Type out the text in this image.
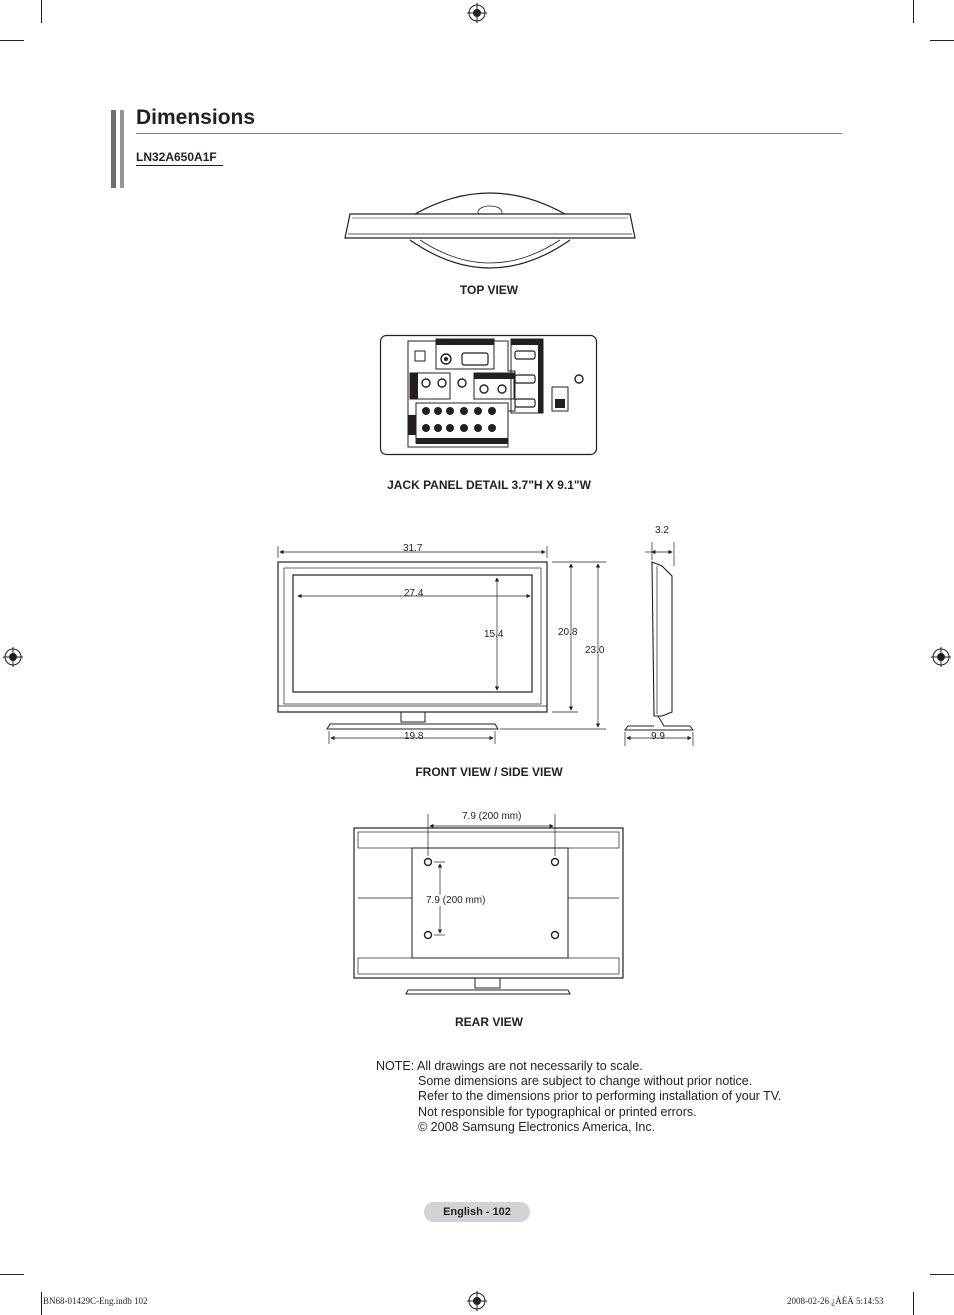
Dimensions
LN32A650A1F
TOP VIEW
JACK PANEL DETAIL 3.7"H X 9.1"W
31.7
27.4
15.4	20.8
23.0
19.8
3.2
9.9
FRONT VIEW / SIDE VIEW
7.9 (200 mm)
7.9 (200 mm)
REAR VIEW
NOTE: All drawings are not necessarily to scale.
Some dimensions are subject to change without prior notice.
Refer to the dimensions prior to performing installation of your TV.
Not responsible for typographical or printed errors.
© 2008 Samsung Electronics America, Inc.
English - 102
BN68-01429C-Eng.indb 102	2008-02-26 ¿ÀÈÄ 5:14:53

→ **Required work**:
Reproduce each line of the records exactly, and omit every picture.

→ **Correct output**:
Type out the text in this image.
Dimensions
LN32A650A1F
TOP VIEW
JACK PANEL DETAIL 3.7"H X 9.1"W
31.7
27.4
15.4	20.8
23.0
19.8
3.2
9.9
FRONT VIEW / SIDE VIEW
7.9 (200 mm)
7.9 (200 mm)
REAR VIEW
NOTE: All drawings are not necessarily to scale.
Some dimensions are subject to change without prior notice.
Refer to the dimensions prior to performing installation of your TV.
Not responsible for typographical or printed errors.
© 2008 Samsung Electronics America, Inc.
English - 102
BN68-01429C-Eng.indb 102	2008-02-26 ¿ÀÈÄ 5:14:53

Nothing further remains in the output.